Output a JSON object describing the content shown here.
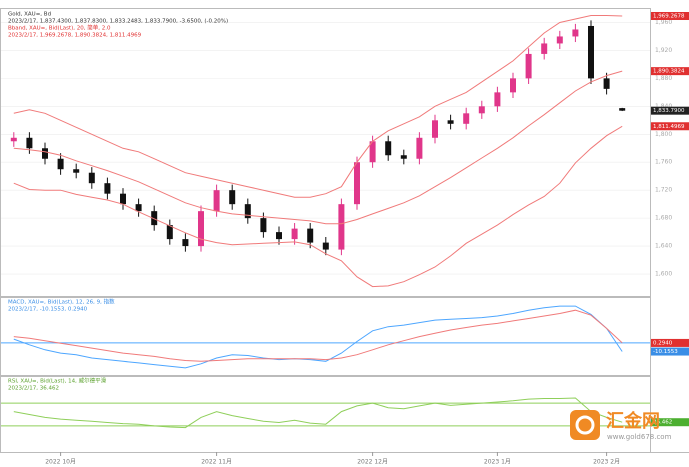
{
  "chart_data": [
    {
      "type": "candlestick",
      "title": "Gold, XAU=, Bd",
      "subtitle": "2023/2/17, 1,837.4300, 1,837.8300, 1,833.2483, 1,833.7900, -3.6500, (-0.20%)",
      "band_title": "Bband, XAU=, Bid(Last), 20, 简单, 2.0",
      "band_subtitle": "2023/2/17, 1,969.2678, 1,890.3824, 1,811.4969",
      "categories": [
        null,
        null,
        null,
        "2022 10月",
        null,
        null,
        null,
        null,
        null,
        null,
        null,
        null,
        null,
        "2022 11月",
        null,
        null,
        null,
        null,
        null,
        null,
        null,
        null,
        null,
        "2022 12月",
        null,
        null,
        null,
        null,
        null,
        null,
        null,
        "2023 1月",
        null,
        null,
        null,
        null,
        null,
        null,
        "2023 2月",
        null
      ],
      "open": [
        1790,
        1795,
        1780,
        1765,
        1750,
        1745,
        1730,
        1715,
        1700,
        1690,
        1670,
        1650,
        1640,
        1690,
        1720,
        1700,
        1680,
        1660,
        1650,
        1665,
        1645,
        1635,
        1700,
        1760,
        1790,
        1770,
        1765,
        1795,
        1820,
        1815,
        1830,
        1840,
        1860,
        1880,
        1915,
        1930,
        1940,
        1955,
        1880,
        1837.43
      ],
      "high": [
        1803,
        1803,
        1788,
        1773,
        1758,
        1753,
        1738,
        1723,
        1708,
        1698,
        1678,
        1658,
        1698,
        1728,
        1728,
        1708,
        1688,
        1668,
        1673,
        1673,
        1653,
        1708,
        1768,
        1798,
        1798,
        1778,
        1803,
        1828,
        1828,
        1838,
        1848,
        1868,
        1888,
        1923,
        1938,
        1948,
        1958,
        1963,
        1888,
        1837.83
      ],
      "low": [
        1782,
        1772,
        1757,
        1742,
        1737,
        1722,
        1707,
        1692,
        1682,
        1662,
        1642,
        1632,
        1632,
        1682,
        1692,
        1672,
        1652,
        1642,
        1642,
        1637,
        1627,
        1627,
        1692,
        1752,
        1762,
        1757,
        1757,
        1787,
        1807,
        1807,
        1822,
        1832,
        1852,
        1872,
        1907,
        1922,
        1932,
        1872,
        1857,
        1833.2483
      ],
      "close": [
        1795,
        1780,
        1765,
        1750,
        1745,
        1730,
        1715,
        1700,
        1690,
        1670,
        1650,
        1640,
        1690,
        1720,
        1700,
        1680,
        1660,
        1650,
        1665,
        1645,
        1635,
        1700,
        1760,
        1790,
        1770,
        1765,
        1795,
        1820,
        1815,
        1830,
        1840,
        1860,
        1880,
        1915,
        1930,
        1940,
        1950,
        1880,
        1865,
        1833.79
      ],
      "up_color": "#e0368a",
      "down_color": "#111111",
      "series": [
        {
          "name": "upper",
          "color": "#f07a7a",
          "values": [
            1830,
            1835,
            1830,
            1820,
            1810,
            1800,
            1790,
            1780,
            1775,
            1765,
            1755,
            1745,
            1740,
            1735,
            1730,
            1725,
            1720,
            1715,
            1710,
            1710,
            1715,
            1725,
            1760,
            1790,
            1805,
            1815,
            1825,
            1840,
            1850,
            1860,
            1875,
            1890,
            1905,
            1925,
            1945,
            1960,
            1965,
            1970,
            1970,
            1969.2678
          ]
        },
        {
          "name": "middle",
          "color": "#f07a7a",
          "values": [
            1780,
            1778,
            1775,
            1770,
            1762,
            1755,
            1748,
            1740,
            1732,
            1722,
            1712,
            1702,
            1695,
            1690,
            1686,
            1684,
            1682,
            1680,
            1678,
            1676,
            1672,
            1672,
            1678,
            1686,
            1694,
            1702,
            1712,
            1725,
            1738,
            1752,
            1766,
            1780,
            1795,
            1812,
            1828,
            1845,
            1862,
            1875,
            1884,
            1890.3824
          ]
        },
        {
          "name": "lower",
          "color": "#f07a7a",
          "values": [
            1730,
            1721,
            1720,
            1720,
            1714,
            1710,
            1706,
            1700,
            1689,
            1679,
            1669,
            1659,
            1650,
            1645,
            1642,
            1643,
            1644,
            1645,
            1646,
            1642,
            1629,
            1619,
            1596,
            1582,
            1583,
            1589,
            1599,
            1610,
            1626,
            1644,
            1657,
            1670,
            1685,
            1699,
            1711,
            1730,
            1759,
            1780,
            1798,
            1811.4969
          ]
        }
      ],
      "ylim": [
        1570,
        1975
      ],
      "yticks": [
        {
          "value": 1600,
          "label": "1,600"
        },
        {
          "value": 1640,
          "label": "1,640"
        },
        {
          "value": 1680,
          "label": "1,680"
        },
        {
          "value": 1720,
          "label": "1,720"
        },
        {
          "value": 1760,
          "label": "1,760"
        },
        {
          "value": 1800,
          "label": "1,800"
        },
        {
          "value": 1840,
          "label": "1,840"
        },
        {
          "value": 1880,
          "label": "1,880"
        },
        {
          "value": 1920,
          "label": "1,920"
        },
        {
          "value": 1960,
          "label": "1,960"
        }
      ],
      "grid": true,
      "price_tags": [
        {
          "value": 1969.2678,
          "label": "1,969.2678",
          "color": "#e03030"
        },
        {
          "value": 1890.3824,
          "label": "1,890.3824",
          "color": "#e03030"
        },
        {
          "value": 1833.79,
          "label": "1,833.7900",
          "color": "#222222"
        },
        {
          "value": 1811.4969,
          "label": "1,811.4969",
          "color": "#e03030"
        }
      ]
    },
    {
      "type": "line",
      "title": "MACD, XAU=, Bid(Last), 12, 26, 9, 指数",
      "subtitle": "2023/2/17, -10.1553, 0.2940",
      "title_color": "#3a8ee6",
      "series": [
        {
          "name": "MACD",
          "color": "#4da6ff",
          "values": [
            5,
            -2,
            -8,
            -12,
            -14,
            -18,
            -20,
            -22,
            -24,
            -26,
            -28,
            -30,
            -25,
            -18,
            -14,
            -15,
            -18,
            -20,
            -19,
            -20,
            -22,
            -12,
            2,
            15,
            20,
            22,
            25,
            28,
            29,
            30,
            31,
            33,
            36,
            40,
            43,
            45,
            45,
            35,
            18,
            -10.1553
          ]
        },
        {
          "name": "Signal",
          "color": "#f07a7a",
          "values": [
            8,
            6,
            3,
            0,
            -3,
            -6,
            -9,
            -12,
            -14,
            -16,
            -19,
            -21,
            -22,
            -21,
            -20,
            -19,
            -19,
            -19,
            -19,
            -19,
            -20,
            -18,
            -14,
            -8,
            -2,
            3,
            8,
            12,
            16,
            19,
            22,
            24,
            27,
            30,
            33,
            36,
            40,
            34,
            18,
            0.294
          ]
        }
      ],
      "ylim": [
        -35,
        50
      ],
      "hlines": [
        {
          "value": 0.294,
          "color": "#4da6ff"
        }
      ],
      "price_tags": [
        {
          "value": 0.294,
          "label": "0.2940",
          "color": "#e03030"
        },
        {
          "value": -10.1553,
          "label": "-10.1553",
          "color": "#3a8ee6"
        }
      ]
    },
    {
      "type": "line",
      "title": "RSI, XAU=, Bid(Last), 14, 威尔德平滑",
      "subtitle": "2023/2/17, 36.462",
      "title_color": "#5aa02c",
      "series": [
        {
          "name": "RSI",
          "color": "#8fcf5a",
          "values": [
            55,
            50,
            45,
            42,
            40,
            38,
            36,
            34,
            33,
            30,
            28,
            27,
            45,
            55,
            48,
            43,
            38,
            36,
            40,
            35,
            33,
            55,
            65,
            70,
            62,
            60,
            65,
            70,
            66,
            68,
            70,
            72,
            74,
            77,
            78,
            78,
            79,
            55,
            45,
            36.462
          ]
        }
      ],
      "ylim": [
        0,
        100
      ],
      "hlines": [
        {
          "value": 70,
          "color": "#8fcf5a"
        },
        {
          "value": 30,
          "color": "#8fcf5a"
        }
      ],
      "price_tags": [
        {
          "value": 36.462,
          "label": "36.462",
          "color": "#4caf30"
        }
      ]
    }
  ],
  "watermark": {
    "name": "汇金网",
    "url": "www.gold678.com"
  }
}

* [Stated task]
Scan the listing above and identify each line holding the string "Last"; copy every such line.

* [Final result]
      "band_title": "Bband, XAU=, Bid(Last), 20, 简单, 2.0",
      "title": "MACD, XAU=, Bid(Last), 12, 26, 9, 指数",
      "title": "RSI, XAU=, Bid(Last), 14, 威尔德平滑",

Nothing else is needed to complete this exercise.